## Start DATASET RECORDS

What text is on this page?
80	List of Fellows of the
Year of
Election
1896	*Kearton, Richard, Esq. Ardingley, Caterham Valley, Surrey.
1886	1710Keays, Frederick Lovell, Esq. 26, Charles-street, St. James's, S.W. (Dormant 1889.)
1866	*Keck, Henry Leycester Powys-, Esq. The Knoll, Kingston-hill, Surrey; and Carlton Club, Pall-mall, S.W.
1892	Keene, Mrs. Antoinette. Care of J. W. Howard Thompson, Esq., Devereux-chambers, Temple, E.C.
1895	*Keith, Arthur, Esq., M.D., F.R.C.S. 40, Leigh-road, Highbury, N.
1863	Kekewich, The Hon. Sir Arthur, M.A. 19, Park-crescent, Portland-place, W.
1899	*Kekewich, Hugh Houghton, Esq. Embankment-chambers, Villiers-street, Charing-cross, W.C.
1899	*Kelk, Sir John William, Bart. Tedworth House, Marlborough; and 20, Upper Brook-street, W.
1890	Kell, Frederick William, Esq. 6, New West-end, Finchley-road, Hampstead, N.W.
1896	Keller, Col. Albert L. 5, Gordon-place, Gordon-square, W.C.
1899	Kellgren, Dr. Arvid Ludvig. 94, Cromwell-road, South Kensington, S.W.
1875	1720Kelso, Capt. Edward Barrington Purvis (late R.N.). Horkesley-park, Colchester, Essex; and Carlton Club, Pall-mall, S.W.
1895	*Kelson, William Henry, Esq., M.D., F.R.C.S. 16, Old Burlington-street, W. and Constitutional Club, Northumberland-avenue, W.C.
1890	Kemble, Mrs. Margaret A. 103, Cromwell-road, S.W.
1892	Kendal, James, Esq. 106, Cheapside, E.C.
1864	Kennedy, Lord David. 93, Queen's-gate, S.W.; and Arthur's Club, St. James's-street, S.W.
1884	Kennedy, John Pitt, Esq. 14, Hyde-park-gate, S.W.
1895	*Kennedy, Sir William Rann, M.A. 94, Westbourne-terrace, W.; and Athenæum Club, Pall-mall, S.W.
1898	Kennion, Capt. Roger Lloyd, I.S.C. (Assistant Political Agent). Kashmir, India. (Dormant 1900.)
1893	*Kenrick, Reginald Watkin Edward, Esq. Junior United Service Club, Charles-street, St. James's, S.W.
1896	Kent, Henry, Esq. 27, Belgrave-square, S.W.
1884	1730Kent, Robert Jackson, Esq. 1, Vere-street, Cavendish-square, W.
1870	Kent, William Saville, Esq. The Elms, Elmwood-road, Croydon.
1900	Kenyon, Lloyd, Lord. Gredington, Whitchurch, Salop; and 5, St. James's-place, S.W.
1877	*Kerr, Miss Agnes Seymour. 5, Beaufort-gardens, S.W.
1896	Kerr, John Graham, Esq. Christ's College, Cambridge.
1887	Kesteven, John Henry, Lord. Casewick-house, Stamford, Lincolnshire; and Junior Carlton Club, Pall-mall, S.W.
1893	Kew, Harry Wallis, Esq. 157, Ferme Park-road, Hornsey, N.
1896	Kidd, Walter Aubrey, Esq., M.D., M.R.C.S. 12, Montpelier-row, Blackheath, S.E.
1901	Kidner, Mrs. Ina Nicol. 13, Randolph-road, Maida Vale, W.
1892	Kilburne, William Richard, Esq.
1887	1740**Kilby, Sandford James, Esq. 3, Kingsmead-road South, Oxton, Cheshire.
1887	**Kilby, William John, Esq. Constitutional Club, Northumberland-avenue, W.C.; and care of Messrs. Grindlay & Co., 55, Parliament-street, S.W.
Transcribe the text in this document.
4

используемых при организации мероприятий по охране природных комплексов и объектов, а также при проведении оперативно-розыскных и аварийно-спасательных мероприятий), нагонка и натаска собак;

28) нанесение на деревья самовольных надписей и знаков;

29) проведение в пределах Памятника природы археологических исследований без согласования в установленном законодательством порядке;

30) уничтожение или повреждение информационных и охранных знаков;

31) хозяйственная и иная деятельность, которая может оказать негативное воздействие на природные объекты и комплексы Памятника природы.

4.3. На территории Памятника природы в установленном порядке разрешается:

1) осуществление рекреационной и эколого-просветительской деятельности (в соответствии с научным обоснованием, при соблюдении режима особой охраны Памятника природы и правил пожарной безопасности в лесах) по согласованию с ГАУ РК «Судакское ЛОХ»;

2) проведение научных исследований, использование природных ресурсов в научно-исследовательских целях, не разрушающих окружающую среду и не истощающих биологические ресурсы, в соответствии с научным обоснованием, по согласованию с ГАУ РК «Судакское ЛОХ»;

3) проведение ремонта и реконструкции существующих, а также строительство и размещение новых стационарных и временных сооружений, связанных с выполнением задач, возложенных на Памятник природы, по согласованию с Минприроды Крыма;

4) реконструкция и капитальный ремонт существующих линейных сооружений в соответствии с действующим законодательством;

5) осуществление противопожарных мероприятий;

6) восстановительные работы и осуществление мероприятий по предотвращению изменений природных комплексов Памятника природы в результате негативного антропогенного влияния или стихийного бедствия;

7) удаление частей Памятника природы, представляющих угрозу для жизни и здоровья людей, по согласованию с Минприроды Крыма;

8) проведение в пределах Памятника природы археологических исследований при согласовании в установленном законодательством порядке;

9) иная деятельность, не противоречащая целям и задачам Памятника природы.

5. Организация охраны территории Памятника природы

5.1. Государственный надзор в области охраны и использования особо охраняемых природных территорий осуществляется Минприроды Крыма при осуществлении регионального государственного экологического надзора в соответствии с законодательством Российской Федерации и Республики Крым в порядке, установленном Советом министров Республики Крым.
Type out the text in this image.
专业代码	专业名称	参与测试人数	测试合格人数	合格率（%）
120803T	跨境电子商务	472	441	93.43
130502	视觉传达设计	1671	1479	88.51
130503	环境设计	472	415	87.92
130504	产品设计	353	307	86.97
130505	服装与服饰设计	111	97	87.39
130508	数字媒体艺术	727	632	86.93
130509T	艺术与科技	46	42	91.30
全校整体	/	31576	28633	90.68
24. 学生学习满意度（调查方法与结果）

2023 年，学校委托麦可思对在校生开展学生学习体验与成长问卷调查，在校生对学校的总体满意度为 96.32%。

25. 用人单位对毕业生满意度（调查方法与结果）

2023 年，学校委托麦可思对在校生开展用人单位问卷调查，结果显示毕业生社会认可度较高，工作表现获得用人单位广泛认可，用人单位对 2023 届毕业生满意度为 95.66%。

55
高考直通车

## End DATASET RECORDS

INSTRUCTIONS TO FOLLOW: Give back, exactly as written, the lines from the one with "Type out the text in this image." to the last line.

PROBLEM SOLUTION:
Type out the text in this image.
专业代码	专业名称	参与测试人数	测试合格人数	合格率（%）
120803T	跨境电子商务	472	441	93.43
130502	视觉传达设计	1671	1479	88.51
130503	环境设计	472	415	87.92
130504	产品设计	353	307	86.97
130505	服装与服饰设计	111	97	87.39
130508	数字媒体艺术	727	632	86.93
130509T	艺术与科技	46	42	91.30
全校整体	/	31576	28633	90.68
24. 学生学习满意度（调查方法与结果）

2023 年，学校委托麦可思对在校生开展学生学习体验与成长问卷调查，在校生对学校的总体满意度为 96.32%。

25. 用人单位对毕业生满意度（调查方法与结果）

2023 年，学校委托麦可思对在校生开展用人单位问卷调查，结果显示毕业生社会认可度较高，工作表现获得用人单位广泛认可，用人单位对 2023 届毕业生满意度为 95.66%。

55
高考直通车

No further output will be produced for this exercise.